Stored items from a collection:

★ ★ ★ ★ ★ ★ ★

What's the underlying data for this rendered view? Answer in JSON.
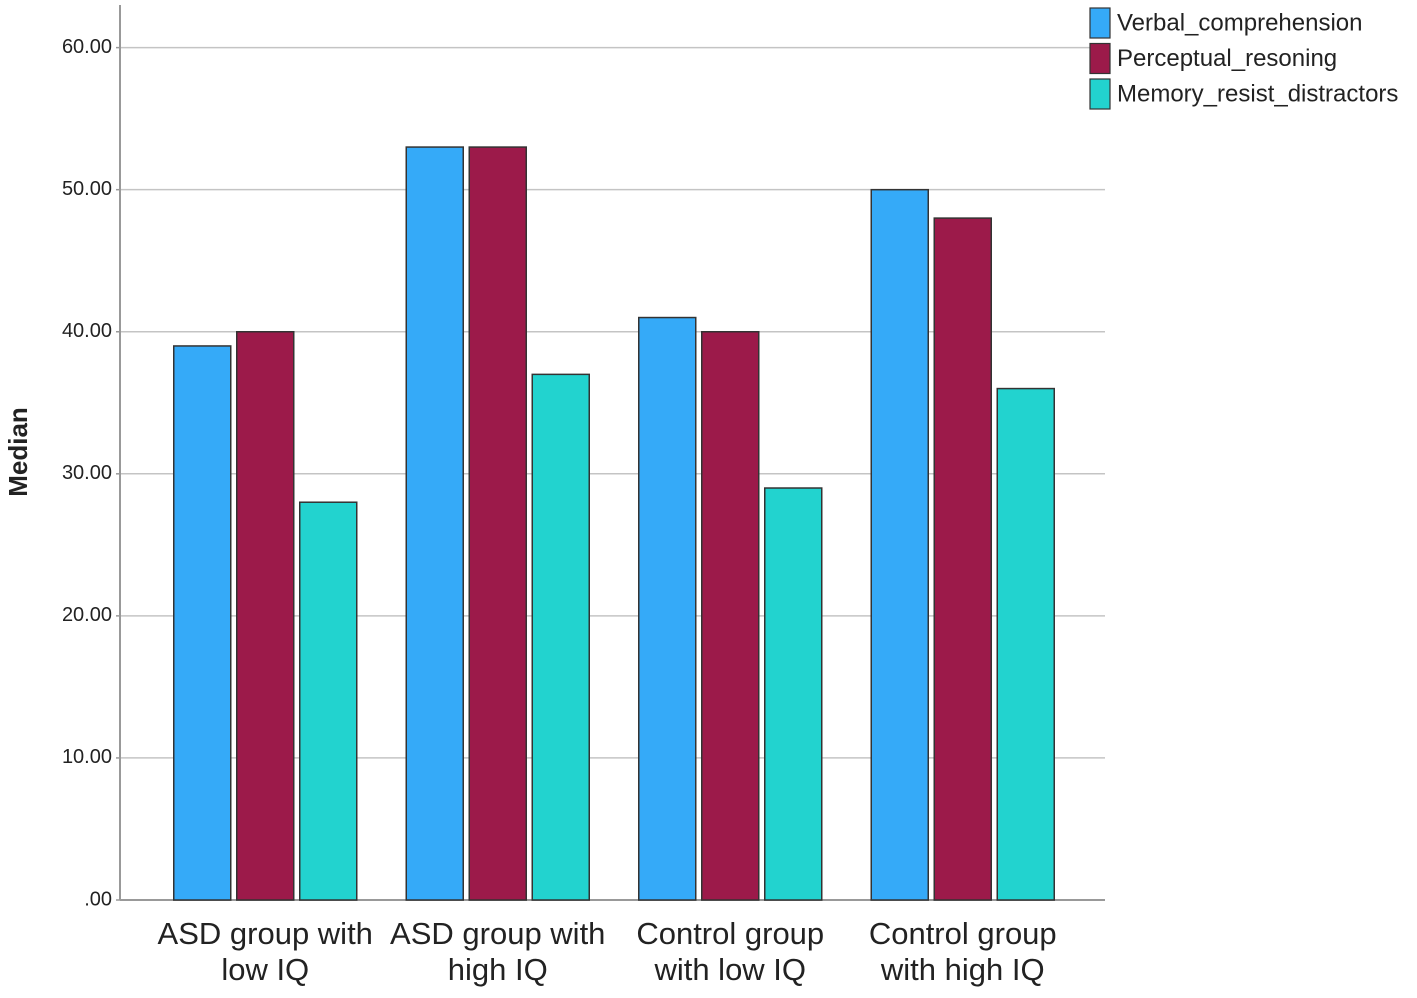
{
  "chart_data": {
    "type": "bar",
    "y_label": "Median",
    "categories": [
      "ASD group with low IQ",
      "ASD group with high IQ",
      "Control group with low IQ",
      "Control group with high IQ"
    ],
    "series": [
      {
        "name": "Verbal_comprehension",
        "color": "#35aaf8",
        "values": [
          39,
          53,
          41,
          50
        ]
      },
      {
        "name": "Perceptual_resoning",
        "color": "#9c1a4a",
        "values": [
          40,
          53,
          40,
          48
        ]
      },
      {
        "name": "Memory_resist_distractors",
        "color": "#22d3cf",
        "values": [
          28,
          37,
          29,
          36
        ]
      }
    ],
    "ylim": [
      0,
      63
    ],
    "yticks": [
      {
        "value": 0,
        "label": ".00"
      },
      {
        "value": 10,
        "label": "10.00"
      },
      {
        "value": 20,
        "label": "20.00"
      },
      {
        "value": 30,
        "label": "30.00"
      },
      {
        "value": 40,
        "label": "40.00"
      },
      {
        "value": 50,
        "label": "50.00"
      },
      {
        "value": 60,
        "label": "60.00"
      }
    ],
    "grid": true,
    "legend": "top-right"
  }
}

★ ★ ★ ★ ★ ★ ★

GIVEN REQUEST —
From the listing above, copy every line that holds the string "group".

WRITTEN REPLY —
      "ASD group with low IQ",
      "ASD group with high IQ",
      "Control group with low IQ",
      "Control group with high IQ"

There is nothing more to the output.